■ AUFGABE 1 ■
Fasse den Absatz des Textauszugs, der mit „Wir wären mit Projektförderung“ beginnt, als knappe Stichpunktliste zusammen und behalte dabei seine wesentlichen Aussagen bei.

■ TEXTAUSZUG ■
========

Und all jenen, die anbringen, sie hätten gerne Fördermittel ohne Verwendungszweck, ist problemlos entgegenzuhalten: Geld zeichnet sich durch seine Fungibilität aus. Für den Tausender, der im Druck gefördert und gespart wird, lässt sich auch gut ein neuer Schreibtisch kaufen.

Wir wären mit Projektförderung nahe an Autor*in und Werk, und die Fördergelder würden sich zielgenau auf jene Objekte unseres „Creative Business“ (wie man neudeutsch sagt) richten, um die es eigentlich geht und mit denen unser Dasein als Verlegerschaft steht und fällt.

========

[Zeilen aus einem Datensatz]
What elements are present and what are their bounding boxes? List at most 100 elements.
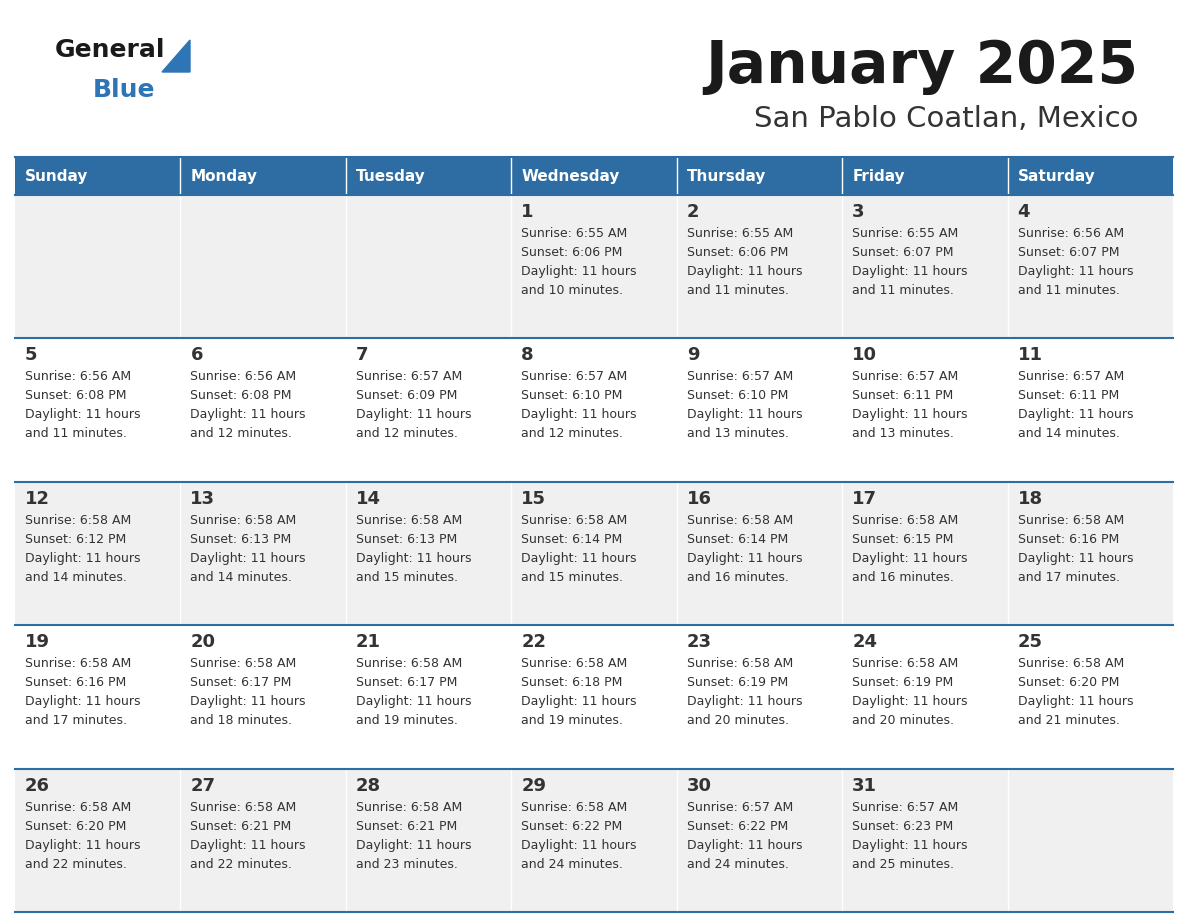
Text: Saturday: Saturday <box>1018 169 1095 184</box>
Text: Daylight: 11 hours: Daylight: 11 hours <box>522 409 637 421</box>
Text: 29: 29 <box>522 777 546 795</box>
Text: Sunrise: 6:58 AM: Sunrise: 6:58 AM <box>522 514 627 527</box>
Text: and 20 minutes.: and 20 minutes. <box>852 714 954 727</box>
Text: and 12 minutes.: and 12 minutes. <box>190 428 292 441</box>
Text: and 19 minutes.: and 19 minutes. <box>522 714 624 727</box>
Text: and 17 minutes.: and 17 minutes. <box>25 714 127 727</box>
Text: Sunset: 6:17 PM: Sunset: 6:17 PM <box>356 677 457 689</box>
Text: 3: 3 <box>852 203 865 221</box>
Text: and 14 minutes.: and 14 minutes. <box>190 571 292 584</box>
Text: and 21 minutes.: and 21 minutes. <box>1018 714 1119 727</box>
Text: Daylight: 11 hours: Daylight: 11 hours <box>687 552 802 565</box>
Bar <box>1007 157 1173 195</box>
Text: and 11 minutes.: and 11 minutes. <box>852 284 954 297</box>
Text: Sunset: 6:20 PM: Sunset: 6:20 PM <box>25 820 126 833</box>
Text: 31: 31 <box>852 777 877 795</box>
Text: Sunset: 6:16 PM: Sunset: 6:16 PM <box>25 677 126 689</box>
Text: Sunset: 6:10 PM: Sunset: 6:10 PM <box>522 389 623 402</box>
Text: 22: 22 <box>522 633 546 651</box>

========

■ AUFGABE 2 ■
Gib alle Datenzeilen erneut wieder und setze dabei überall „Sonnenuntergang“ an die Stelle von „Sunset“; alles andere bleibt unverändert. Lass die Bilder in der Antwort weg.

■ LÖSUNG 1 ■
- Mit Projektförderung wäre man nahe an Autor*in und Werk.
- Die Fördergelder würden sich zielgenau auf die Objekte des „Creative Business“ richten, um die es eigentlich geht.
- Mit diesen Objekten steht und fällt das Dasein als Verlegerschaft.

■ LÖSUNG 2 ■
What elements are present and what are their bounding boxes? List at most 100 elements.
Text: Saturday: Saturday <box>1018 169 1095 184</box>
Text: Daylight: 11 hours: Daylight: 11 hours <box>522 409 637 421</box>
Text: 29: 29 <box>522 777 546 795</box>
Text: Sunrise: 6:58 AM: Sunrise: 6:58 AM <box>522 514 627 527</box>
Text: and 20 minutes.: and 20 minutes. <box>852 714 954 727</box>
Text: and 12 minutes.: and 12 minutes. <box>190 428 292 441</box>
Text: and 19 minutes.: and 19 minutes. <box>522 714 624 727</box>
Text: and 17 minutes.: and 17 minutes. <box>25 714 127 727</box>
Text: Sonnenuntergang: 6:17 PM: Sonnenuntergang: 6:17 PM <box>356 677 457 689</box>
Text: 3: 3 <box>852 203 865 221</box>
Text: and 14 minutes.: and 14 minutes. <box>190 571 292 584</box>
Text: and 21 minutes.: and 21 minutes. <box>1018 714 1119 727</box>
Text: Daylight: 11 hours: Daylight: 11 hours <box>687 552 802 565</box>
Bar <box>1007 157 1173 195</box>
Text: and 11 minutes.: and 11 minutes. <box>852 284 954 297</box>
Text: Sonnenuntergang: 6:20 PM: Sonnenuntergang: 6:20 PM <box>25 820 126 833</box>
Text: 31: 31 <box>852 777 877 795</box>
Text: Sonnenuntergang: 6:16 PM: Sonnenuntergang: 6:16 PM <box>25 677 126 689</box>
Text: Sonnenuntergang: 6:10 PM: Sonnenuntergang: 6:10 PM <box>522 389 623 402</box>
Text: 22: 22 <box>522 633 546 651</box>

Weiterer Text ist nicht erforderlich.